** EXERCISE MATERIALS **

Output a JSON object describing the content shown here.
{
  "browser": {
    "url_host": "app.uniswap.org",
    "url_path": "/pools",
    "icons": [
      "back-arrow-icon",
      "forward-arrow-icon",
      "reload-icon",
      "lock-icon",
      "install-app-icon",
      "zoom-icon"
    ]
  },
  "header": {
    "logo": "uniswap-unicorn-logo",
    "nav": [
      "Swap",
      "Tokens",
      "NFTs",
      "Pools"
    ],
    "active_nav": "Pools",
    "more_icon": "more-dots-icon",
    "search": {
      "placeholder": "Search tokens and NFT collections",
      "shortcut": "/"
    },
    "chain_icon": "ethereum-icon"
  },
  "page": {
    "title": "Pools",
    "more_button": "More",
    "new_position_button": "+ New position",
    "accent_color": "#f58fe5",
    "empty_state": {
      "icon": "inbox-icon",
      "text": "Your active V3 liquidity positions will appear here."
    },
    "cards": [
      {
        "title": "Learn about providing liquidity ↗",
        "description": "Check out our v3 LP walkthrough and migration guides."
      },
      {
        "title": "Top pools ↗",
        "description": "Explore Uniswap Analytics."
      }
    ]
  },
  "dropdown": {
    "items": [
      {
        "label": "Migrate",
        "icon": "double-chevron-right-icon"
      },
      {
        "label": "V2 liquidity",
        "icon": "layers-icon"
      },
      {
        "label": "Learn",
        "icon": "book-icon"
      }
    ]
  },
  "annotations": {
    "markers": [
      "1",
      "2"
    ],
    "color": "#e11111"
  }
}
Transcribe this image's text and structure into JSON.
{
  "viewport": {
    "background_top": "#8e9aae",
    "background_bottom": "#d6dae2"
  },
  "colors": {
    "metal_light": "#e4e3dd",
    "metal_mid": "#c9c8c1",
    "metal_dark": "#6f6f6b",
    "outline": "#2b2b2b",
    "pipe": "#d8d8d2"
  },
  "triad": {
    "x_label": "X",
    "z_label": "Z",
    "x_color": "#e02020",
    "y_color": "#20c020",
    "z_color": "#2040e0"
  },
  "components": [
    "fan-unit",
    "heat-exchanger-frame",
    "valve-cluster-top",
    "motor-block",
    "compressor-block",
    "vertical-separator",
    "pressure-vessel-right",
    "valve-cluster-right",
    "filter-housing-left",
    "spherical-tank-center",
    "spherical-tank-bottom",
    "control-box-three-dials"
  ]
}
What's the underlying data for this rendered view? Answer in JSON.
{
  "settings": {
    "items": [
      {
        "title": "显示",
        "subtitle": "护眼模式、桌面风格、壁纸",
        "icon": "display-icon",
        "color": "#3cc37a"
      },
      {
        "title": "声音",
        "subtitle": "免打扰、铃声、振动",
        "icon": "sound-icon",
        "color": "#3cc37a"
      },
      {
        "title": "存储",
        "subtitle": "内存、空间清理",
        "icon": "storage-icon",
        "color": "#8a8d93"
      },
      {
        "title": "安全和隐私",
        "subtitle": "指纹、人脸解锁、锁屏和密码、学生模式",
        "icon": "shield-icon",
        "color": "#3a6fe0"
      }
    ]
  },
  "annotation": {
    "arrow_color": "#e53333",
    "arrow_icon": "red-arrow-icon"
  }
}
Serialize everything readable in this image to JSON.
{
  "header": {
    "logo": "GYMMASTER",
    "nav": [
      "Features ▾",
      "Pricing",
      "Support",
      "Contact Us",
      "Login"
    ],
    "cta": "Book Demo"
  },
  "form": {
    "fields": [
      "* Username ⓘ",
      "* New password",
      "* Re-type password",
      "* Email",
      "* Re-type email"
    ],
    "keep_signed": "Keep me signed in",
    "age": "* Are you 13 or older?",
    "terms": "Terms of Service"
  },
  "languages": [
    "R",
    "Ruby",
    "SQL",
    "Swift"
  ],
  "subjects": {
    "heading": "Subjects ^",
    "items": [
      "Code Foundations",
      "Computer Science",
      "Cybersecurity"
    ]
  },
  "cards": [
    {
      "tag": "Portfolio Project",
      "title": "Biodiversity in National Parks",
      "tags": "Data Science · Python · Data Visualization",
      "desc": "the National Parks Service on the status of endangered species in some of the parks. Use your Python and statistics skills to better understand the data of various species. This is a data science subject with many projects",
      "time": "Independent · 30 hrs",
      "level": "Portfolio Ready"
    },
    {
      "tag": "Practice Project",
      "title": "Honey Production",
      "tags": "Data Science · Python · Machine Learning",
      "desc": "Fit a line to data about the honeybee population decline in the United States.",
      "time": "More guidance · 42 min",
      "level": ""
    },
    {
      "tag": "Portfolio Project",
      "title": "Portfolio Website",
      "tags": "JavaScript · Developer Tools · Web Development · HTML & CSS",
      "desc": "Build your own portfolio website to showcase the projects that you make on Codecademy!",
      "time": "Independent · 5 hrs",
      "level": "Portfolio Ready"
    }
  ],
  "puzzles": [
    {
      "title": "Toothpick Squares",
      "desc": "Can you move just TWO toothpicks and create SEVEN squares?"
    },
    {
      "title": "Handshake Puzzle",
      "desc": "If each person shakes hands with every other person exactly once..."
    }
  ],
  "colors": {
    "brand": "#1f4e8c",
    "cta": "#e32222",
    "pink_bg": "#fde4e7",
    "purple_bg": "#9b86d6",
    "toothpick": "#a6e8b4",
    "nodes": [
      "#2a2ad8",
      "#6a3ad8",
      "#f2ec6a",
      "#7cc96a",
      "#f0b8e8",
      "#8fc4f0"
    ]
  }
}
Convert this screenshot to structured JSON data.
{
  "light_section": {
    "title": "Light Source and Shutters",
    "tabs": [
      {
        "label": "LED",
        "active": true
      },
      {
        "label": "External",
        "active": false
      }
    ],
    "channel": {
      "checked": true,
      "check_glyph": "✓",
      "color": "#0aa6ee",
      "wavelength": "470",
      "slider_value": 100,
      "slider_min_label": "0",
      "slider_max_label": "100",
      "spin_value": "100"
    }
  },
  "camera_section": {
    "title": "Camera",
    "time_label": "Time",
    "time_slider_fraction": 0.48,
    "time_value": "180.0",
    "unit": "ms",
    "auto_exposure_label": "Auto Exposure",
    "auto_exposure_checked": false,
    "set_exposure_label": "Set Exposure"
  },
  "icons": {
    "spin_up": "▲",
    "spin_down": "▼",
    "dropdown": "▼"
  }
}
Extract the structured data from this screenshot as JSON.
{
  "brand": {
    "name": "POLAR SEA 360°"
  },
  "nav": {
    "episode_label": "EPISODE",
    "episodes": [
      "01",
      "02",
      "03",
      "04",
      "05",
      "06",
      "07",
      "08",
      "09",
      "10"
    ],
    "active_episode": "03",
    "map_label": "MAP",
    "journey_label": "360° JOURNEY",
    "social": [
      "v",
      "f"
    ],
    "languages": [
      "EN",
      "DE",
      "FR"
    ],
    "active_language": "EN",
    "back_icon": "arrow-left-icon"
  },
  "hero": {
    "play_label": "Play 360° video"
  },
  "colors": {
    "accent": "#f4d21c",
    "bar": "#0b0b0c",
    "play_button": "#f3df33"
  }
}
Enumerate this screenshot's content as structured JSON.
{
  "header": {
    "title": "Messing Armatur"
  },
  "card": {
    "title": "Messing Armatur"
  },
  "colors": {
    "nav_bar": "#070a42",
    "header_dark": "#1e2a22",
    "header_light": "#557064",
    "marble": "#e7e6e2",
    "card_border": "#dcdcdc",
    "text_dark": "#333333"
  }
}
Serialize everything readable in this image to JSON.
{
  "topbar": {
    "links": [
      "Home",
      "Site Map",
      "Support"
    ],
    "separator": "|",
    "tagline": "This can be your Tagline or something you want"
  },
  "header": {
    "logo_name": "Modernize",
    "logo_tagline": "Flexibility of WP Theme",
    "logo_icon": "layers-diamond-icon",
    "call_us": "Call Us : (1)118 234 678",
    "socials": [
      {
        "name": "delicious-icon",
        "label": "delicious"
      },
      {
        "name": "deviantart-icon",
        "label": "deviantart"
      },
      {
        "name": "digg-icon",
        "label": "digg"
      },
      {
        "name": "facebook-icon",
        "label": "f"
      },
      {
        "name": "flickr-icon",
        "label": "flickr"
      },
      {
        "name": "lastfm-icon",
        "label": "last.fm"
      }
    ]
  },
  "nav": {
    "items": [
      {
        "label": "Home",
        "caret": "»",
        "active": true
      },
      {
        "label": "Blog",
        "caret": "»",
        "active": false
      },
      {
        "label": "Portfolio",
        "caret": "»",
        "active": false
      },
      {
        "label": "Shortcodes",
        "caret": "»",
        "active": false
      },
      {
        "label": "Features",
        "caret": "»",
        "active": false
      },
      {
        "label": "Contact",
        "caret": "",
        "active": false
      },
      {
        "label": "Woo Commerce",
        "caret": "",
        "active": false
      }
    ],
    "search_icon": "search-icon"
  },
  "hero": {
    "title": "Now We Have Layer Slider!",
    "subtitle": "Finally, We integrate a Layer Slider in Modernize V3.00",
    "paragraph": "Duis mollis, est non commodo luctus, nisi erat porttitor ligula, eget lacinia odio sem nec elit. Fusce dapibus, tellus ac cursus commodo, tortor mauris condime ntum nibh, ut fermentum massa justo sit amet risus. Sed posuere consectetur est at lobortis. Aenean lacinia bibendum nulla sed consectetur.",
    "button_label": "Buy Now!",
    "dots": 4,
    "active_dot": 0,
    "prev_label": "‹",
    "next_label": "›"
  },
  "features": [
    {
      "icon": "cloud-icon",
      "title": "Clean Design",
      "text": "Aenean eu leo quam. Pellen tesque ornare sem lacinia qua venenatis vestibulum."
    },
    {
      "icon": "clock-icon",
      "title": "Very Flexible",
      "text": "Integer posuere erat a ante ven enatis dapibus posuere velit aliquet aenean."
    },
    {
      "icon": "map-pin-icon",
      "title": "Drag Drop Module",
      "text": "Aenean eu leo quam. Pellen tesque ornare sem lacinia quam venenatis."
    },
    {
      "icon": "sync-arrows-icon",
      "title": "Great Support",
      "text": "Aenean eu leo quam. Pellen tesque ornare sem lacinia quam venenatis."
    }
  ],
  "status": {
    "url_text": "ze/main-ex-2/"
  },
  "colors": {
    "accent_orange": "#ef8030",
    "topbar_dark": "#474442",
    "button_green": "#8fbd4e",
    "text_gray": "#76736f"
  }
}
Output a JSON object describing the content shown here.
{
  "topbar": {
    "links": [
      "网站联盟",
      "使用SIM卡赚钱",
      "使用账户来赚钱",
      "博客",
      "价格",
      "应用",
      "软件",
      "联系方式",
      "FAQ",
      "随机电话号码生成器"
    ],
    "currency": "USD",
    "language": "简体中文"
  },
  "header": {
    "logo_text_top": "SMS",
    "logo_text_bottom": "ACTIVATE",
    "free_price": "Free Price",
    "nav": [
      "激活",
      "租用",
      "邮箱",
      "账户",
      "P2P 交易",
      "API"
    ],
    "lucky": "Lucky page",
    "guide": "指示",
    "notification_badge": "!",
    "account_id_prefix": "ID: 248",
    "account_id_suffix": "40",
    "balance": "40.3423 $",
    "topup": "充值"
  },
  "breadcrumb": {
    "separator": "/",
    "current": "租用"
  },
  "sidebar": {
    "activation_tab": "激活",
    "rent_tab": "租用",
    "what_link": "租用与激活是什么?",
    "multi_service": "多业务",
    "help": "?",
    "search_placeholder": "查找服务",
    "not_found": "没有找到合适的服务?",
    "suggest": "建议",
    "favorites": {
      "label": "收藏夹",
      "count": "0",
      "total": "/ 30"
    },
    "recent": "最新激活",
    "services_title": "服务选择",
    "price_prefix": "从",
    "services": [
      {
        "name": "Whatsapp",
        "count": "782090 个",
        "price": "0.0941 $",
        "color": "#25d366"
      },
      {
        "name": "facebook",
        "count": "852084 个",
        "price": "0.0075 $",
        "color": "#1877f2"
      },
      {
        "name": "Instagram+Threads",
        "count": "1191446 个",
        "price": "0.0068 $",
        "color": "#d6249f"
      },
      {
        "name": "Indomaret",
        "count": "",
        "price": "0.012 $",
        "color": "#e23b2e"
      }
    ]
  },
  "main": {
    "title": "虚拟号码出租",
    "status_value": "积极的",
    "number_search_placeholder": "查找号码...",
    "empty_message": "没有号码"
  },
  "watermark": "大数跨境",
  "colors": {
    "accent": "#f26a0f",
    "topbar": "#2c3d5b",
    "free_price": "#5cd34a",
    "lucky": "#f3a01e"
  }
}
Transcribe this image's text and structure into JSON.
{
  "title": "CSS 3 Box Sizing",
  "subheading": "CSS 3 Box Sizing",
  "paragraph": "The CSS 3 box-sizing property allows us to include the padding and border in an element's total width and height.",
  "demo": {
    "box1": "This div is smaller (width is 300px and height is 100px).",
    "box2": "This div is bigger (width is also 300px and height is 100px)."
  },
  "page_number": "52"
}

** TO DO **
Search the entries for the string "delicious" and collect each line that has it.

** TASK RESPONSE **
        "name": "delicious-icon",
        "label": "delicious"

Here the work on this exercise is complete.